→ Provided records
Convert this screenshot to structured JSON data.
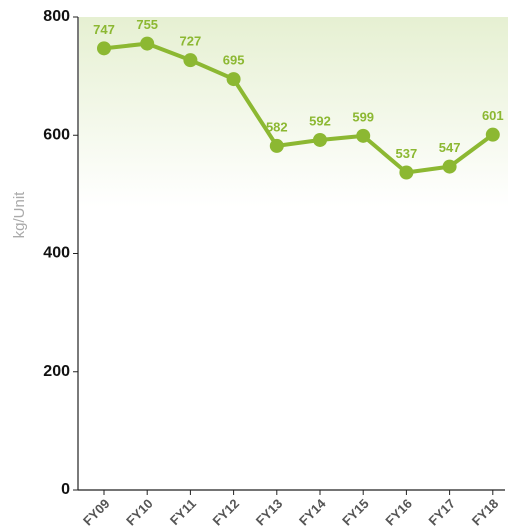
{
  "chart_data": {
    "type": "line",
    "y_label": "kg/Unit",
    "categories": [
      "FY09",
      "FY10",
      "FY11",
      "FY12",
      "FY13",
      "FY14",
      "FY15",
      "FY16",
      "FY17",
      "FY18"
    ],
    "series": [
      {
        "color": "#8cb832",
        "values": [
          747,
          755,
          727,
          695,
          582,
          592,
          599,
          537,
          547,
          601
        ]
      }
    ],
    "ylim": [
      0,
      800
    ],
    "yticks": [
      0,
      200,
      400,
      600,
      800
    ]
  }
}
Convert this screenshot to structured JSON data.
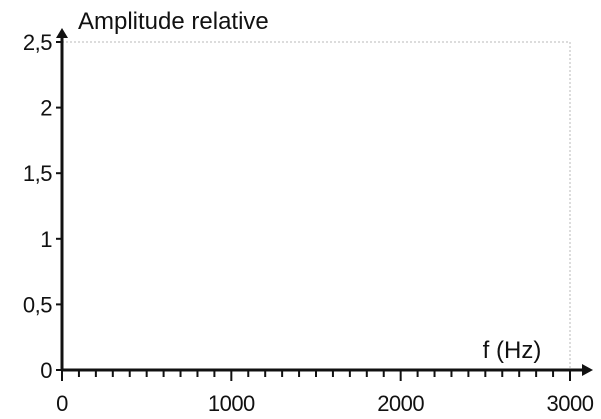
{
  "chart_data": {
    "type": "line",
    "title": "",
    "xlabel": "f (Hz)",
    "ylabel": "Amplitude relative",
    "xlim": [
      0,
      3000
    ],
    "ylim": [
      0,
      2.5
    ],
    "x_ticks": [
      0,
      1000,
      2000,
      3000
    ],
    "x_tick_labels": [
      "0",
      "1000",
      "2000",
      "3000"
    ],
    "y_ticks": [
      0,
      0.5,
      1,
      1.5,
      2,
      2.5
    ],
    "y_tick_labels": [
      "0",
      "0,5",
      "1",
      "1,5",
      "2",
      "2,5"
    ],
    "x_minor_step": 100,
    "grid": false,
    "series": []
  }
}
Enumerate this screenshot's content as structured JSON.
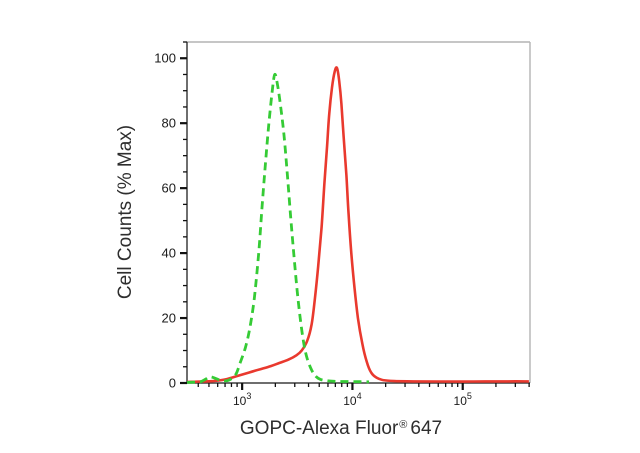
{
  "chart_data": {
    "type": "line",
    "subtype": "flow-cytometry-overlay-histogram",
    "title": "",
    "x_axis": {
      "label_prefix": "GOPC-Alexa Fluor",
      "label_registered": "®",
      "label_suffix": "647",
      "scale": "log10",
      "range_log10": [
        2.5,
        5.61
      ],
      "major_ticks_log10": [
        3,
        4,
        5
      ],
      "major_tick_labels": [
        {
          "base": "10",
          "exp": "3"
        },
        {
          "base": "10",
          "exp": "4"
        },
        {
          "base": "10",
          "exp": "5"
        }
      ],
      "minor_ticks": "2x-9x per decade"
    },
    "y_axis": {
      "label": "Cell Counts (% Max)",
      "range": [
        0,
        105
      ],
      "major_ticks": [
        0,
        20,
        40,
        60,
        80,
        100
      ],
      "minor_tick_step": 5
    },
    "grid": "off",
    "legend": "none",
    "frame_colors": {
      "axis": "#3f3f3f",
      "box": "#b4b4b4",
      "tick": "#111111"
    },
    "series": [
      {
        "name": "red-solid-curve",
        "color": "#e9392e",
        "line_style": "solid",
        "stroke_width": 2.6,
        "peak_log10_x": 3.86,
        "peak_percent": 97,
        "points": [
          [
            2.5,
            0.35
          ],
          [
            2.62,
            0.45
          ],
          [
            2.74,
            0.6
          ],
          [
            2.86,
            1.2
          ],
          [
            2.96,
            2.2
          ],
          [
            3.06,
            3.2
          ],
          [
            3.16,
            4.2
          ],
          [
            3.26,
            5.2
          ],
          [
            3.34,
            6.2
          ],
          [
            3.42,
            7.2
          ],
          [
            3.49,
            8.5
          ],
          [
            3.54,
            10
          ],
          [
            3.59,
            13
          ],
          [
            3.63,
            18
          ],
          [
            3.66,
            26
          ],
          [
            3.69,
            36
          ],
          [
            3.72,
            48
          ],
          [
            3.745,
            61
          ],
          [
            3.77,
            73
          ],
          [
            3.79,
            83
          ],
          [
            3.815,
            91
          ],
          [
            3.84,
            96
          ],
          [
            3.86,
            97
          ],
          [
            3.88,
            93
          ],
          [
            3.9,
            86
          ],
          [
            3.92,
            76
          ],
          [
            3.945,
            64
          ],
          [
            3.965,
            52
          ],
          [
            3.99,
            40
          ],
          [
            4.02,
            29
          ],
          [
            4.05,
            20
          ],
          [
            4.09,
            12
          ],
          [
            4.13,
            6.5
          ],
          [
            4.17,
            3.2
          ],
          [
            4.22,
            1.6
          ],
          [
            4.28,
            0.9
          ],
          [
            4.38,
            0.6
          ],
          [
            4.55,
            0.5
          ],
          [
            4.8,
            0.45
          ],
          [
            5.1,
            0.45
          ],
          [
            5.4,
            0.5
          ],
          [
            5.6,
            0.5
          ]
        ]
      },
      {
        "name": "green-dashed-curve",
        "color": "#35cb35",
        "line_style": "dashed",
        "dash_pattern": [
          8,
          5
        ],
        "stroke_width": 2.8,
        "peak_log10_x": 3.3,
        "peak_percent": 95,
        "points": [
          [
            2.5,
            0.2
          ],
          [
            2.56,
            0.25
          ],
          [
            2.62,
            0.35
          ],
          [
            2.67,
            1.2
          ],
          [
            2.71,
            1.9
          ],
          [
            2.76,
            1.4
          ],
          [
            2.82,
            0.7
          ],
          [
            2.88,
            0.9
          ],
          [
            2.94,
            2.5
          ],
          [
            2.98,
            6
          ],
          [
            3.03,
            11
          ],
          [
            3.07,
            17
          ],
          [
            3.11,
            26
          ],
          [
            3.15,
            40
          ],
          [
            3.18,
            54
          ],
          [
            3.21,
            67
          ],
          [
            3.24,
            79
          ],
          [
            3.27,
            89
          ],
          [
            3.295,
            95
          ],
          [
            3.32,
            92
          ],
          [
            3.35,
            85
          ],
          [
            3.38,
            76
          ],
          [
            3.41,
            64
          ],
          [
            3.44,
            51
          ],
          [
            3.47,
            39
          ],
          [
            3.5,
            28
          ],
          [
            3.53,
            19
          ],
          [
            3.56,
            12
          ],
          [
            3.59,
            7.5
          ],
          [
            3.63,
            4
          ],
          [
            3.67,
            2
          ],
          [
            3.71,
            1.1
          ],
          [
            3.77,
            0.7
          ],
          [
            3.85,
            0.5
          ],
          [
            3.96,
            0.45
          ],
          [
            4.07,
            0.4
          ],
          [
            4.15,
            0.35
          ]
        ]
      }
    ]
  }
}
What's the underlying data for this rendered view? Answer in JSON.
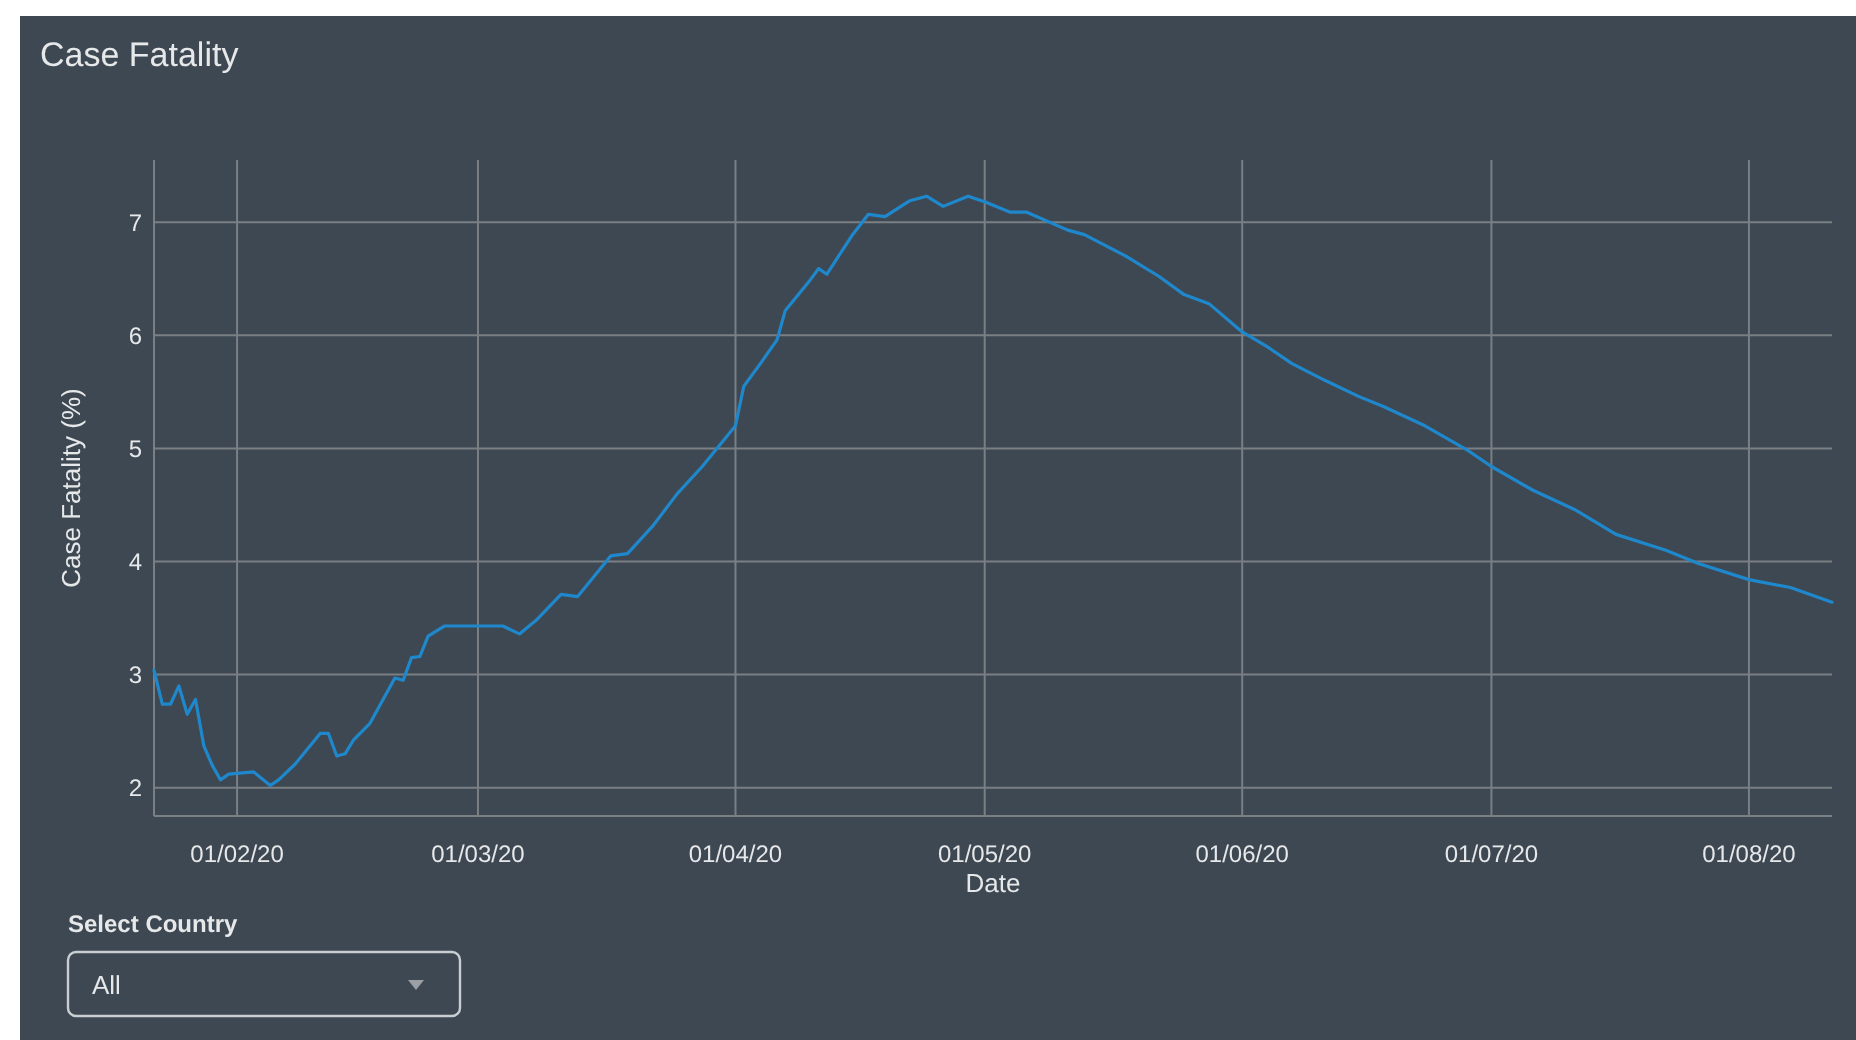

→ Exercise details
Would you mind returning each entry above word for word, skipping the images?

→ Final result
Convert this screenshot to structured JSON data.
{
  "chart_data": {
    "type": "line",
    "y_label": "kg/Unit",
    "categories": [
      "FY09",
      "FY10",
      "FY11",
      "FY12",
      "FY13",
      "FY14",
      "FY15",
      "FY16",
      "FY17",
      "FY18"
    ],
    "series": [
      {
        "color": "#8cb832",
        "values": [
          747,
          755,
          727,
          695,
          582,
          592,
          599,
          537,
          547,
          601
        ]
      }
    ],
    "ylim": [
      0,
      800
    ],
    "yticks": [
      0,
      200,
      400,
      600,
      800
    ]
  }
}
Convert this screenshot to structured JSON data.
{
  "chart_data": {
    "type": "line",
    "title": "",
    "xlabel": "f (Hz)",
    "ylabel": "Amplitude relative",
    "xlim": [
      0,
      3000
    ],
    "ylim": [
      0,
      2.5
    ],
    "x_ticks": [
      0,
      1000,
      2000,
      3000
    ],
    "x_tick_labels": [
      "0",
      "1000",
      "2000",
      "3000"
    ],
    "y_ticks": [
      0,
      0.5,
      1,
      1.5,
      2,
      2.5
    ],
    "y_tick_labels": [
      "0",
      "0,5",
      "1",
      "1,5",
      "2",
      "2,5"
    ],
    "x_minor_step": 100,
    "grid": false,
    "series": []
  }
}
Enumerate this screenshot's content as structured JSON.
{
  "chart_data": {
    "type": "line",
    "subtype": "flow-cytometry-overlay-histogram",
    "title": "",
    "x_axis": {
      "label_prefix": "GOPC-Alexa Fluor",
      "label_registered": "®",
      "label_suffix": "647",
      "scale": "log10",
      "range_log10": [
        2.5,
        5.61
      ],
      "major_ticks_log10": [
        3,
        4,
        5
      ],
      "major_tick_labels": [
        {
          "base": "10",
          "exp": "3"
        },
        {
          "base": "10",
          "exp": "4"
        },
        {
          "base": "10",
          "exp": "5"
        }
      ],
      "minor_ticks": "2x-9x per decade"
    },
    "y_axis": {
      "label": "Cell Counts (% Max)",
      "range": [
        0,
        105
      ],
      "major_ticks": [
        0,
        20,
        40,
        60,
        80,
        100
      ],
      "minor_tick_step": 5
    },
    "grid": "off",
    "legend": "none",
    "frame_colors": {
      "axis": "#3f3f3f",
      "box": "#b4b4b4",
      "tick": "#111111"
    },
    "series": [
      {
        "name": "red-solid-curve",
        "color": "#e9392e",
        "line_style": "solid",
        "stroke_width": 2.6,
        "peak_log10_x": 3.86,
        "peak_percent": 97,
        "points": [
          [
            2.5,
            0.35
          ],
          [
            2.62,
            0.45
          ],
          [
            2.74,
            0.6
          ],
          [
            2.86,
            1.2
          ],
          [
            2.96,
            2.2
          ],
          [
            3.06,
            3.2
          ],
          [
            3.16,
            4.2
          ],
          [
            3.26,
            5.2
          ],
          [
            3.34,
            6.2
          ],
          [
            3.42,
            7.2
          ],
          [
            3.49,
            8.5
          ],
          [
            3.54,
            10
          ],
          [
            3.59,
            13
          ],
          [
            3.63,
            18
          ],
          [
            3.66,
            26
          ],
          [
            3.69,
            36
          ],
          [
            3.72,
            48
          ],
          [
            3.745,
            61
          ],
          [
            3.77,
            73
          ],
          [
            3.79,
            83
          ],
          [
            3.815,
            91
          ],
          [
            3.84,
            96
          ],
          [
            3.86,
            97
          ],
          [
            3.88,
            93
          ],
          [
            3.9,
            86
          ],
          [
            3.92,
            76
          ],
          [
            3.945,
            64
          ],
          [
            3.965,
            52
          ],
          [
            3.99,
            40
          ],
          [
            4.02,
            29
          ],
          [
            4.05,
            20
          ],
          [
            4.09,
            12
          ],
          [
            4.13,
            6.5
          ],
          [
            4.17,
            3.2
          ],
          [
            4.22,
            1.6
          ],
          [
            4.28,
            0.9
          ],
          [
            4.38,
            0.6
          ],
          [
            4.55,
            0.5
          ],
          [
            4.8,
            0.45
          ],
          [
            5.1,
            0.45
          ],
          [
            5.4,
            0.5
          ],
          [
            5.6,
            0.5
          ]
        ]
      },
      {
        "name": "green-dashed-curve",
        "color": "#35cb35",
        "line_style": "dashed",
        "dash_pattern": [
          8,
          5
        ],
        "stroke_width": 2.8,
        "peak_log10_x": 3.3,
        "peak_percent": 95,
        "points": [
          [
            2.5,
            0.2
          ],
          [
            2.56,
            0.25
          ],
          [
            2.62,
            0.35
          ],
          [
            2.67,
            1.2
          ],
          [
            2.71,
            1.9
          ],
          [
            2.76,
            1.4
          ],
          [
            2.82,
            0.7
          ],
          [
            2.88,
            0.9
          ],
          [
            2.94,
            2.5
          ],
          [
            2.98,
            6
          ],
          [
            3.03,
            11
          ],
          [
            3.07,
            17
          ],
          [
            3.11,
            26
          ],
          [
            3.15,
            40
          ],
          [
            3.18,
            54
          ],
          [
            3.21,
            67
          ],
          [
            3.24,
            79
          ],
          [
            3.27,
            89
          ],
          [
            3.295,
            95
          ],
          [
            3.32,
            92
          ],
          [
            3.35,
            85
          ],
          [
            3.38,
            76
          ],
          [
            3.41,
            64
          ],
          [
            3.44,
            51
          ],
          [
            3.47,
            39
          ],
          [
            3.5,
            28
          ],
          [
            3.53,
            19
          ],
          [
            3.56,
            12
          ],
          [
            3.59,
            7.5
          ],
          [
            3.63,
            4
          ],
          [
            3.67,
            2
          ],
          [
            3.71,
            1.1
          ],
          [
            3.77,
            0.7
          ],
          [
            3.85,
            0.5
          ],
          [
            3.96,
            0.45
          ],
          [
            4.07,
            0.4
          ],
          [
            4.15,
            0.35
          ]
        ]
      }
    ]
  }
}
What's the underlying data for this rendered view? Answer in JSON.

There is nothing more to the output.